RECORDS TO USE:
* start *
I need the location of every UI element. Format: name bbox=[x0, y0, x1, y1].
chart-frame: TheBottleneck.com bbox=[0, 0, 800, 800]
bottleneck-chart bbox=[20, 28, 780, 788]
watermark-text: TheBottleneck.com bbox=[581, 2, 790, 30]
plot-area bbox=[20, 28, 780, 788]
* end *
TASK DIRECTIONS: Rescale the material above by copying out every line, including the request. Multiply each bounding-box coordinate in the answers by 1.25 and round it to a whole number, with halves going up.

COMPLETE ANSWER:
I need the location of every UI element. Format: name bbox=[x0, y0, x1, y1].
chart-frame: TheBottleneck.com bbox=[0, 0, 1000, 1000]
bottleneck-chart bbox=[25, 35, 975, 985]
watermark-text: TheBottleneck.com bbox=[726, 3, 988, 38]
plot-area bbox=[25, 35, 975, 985]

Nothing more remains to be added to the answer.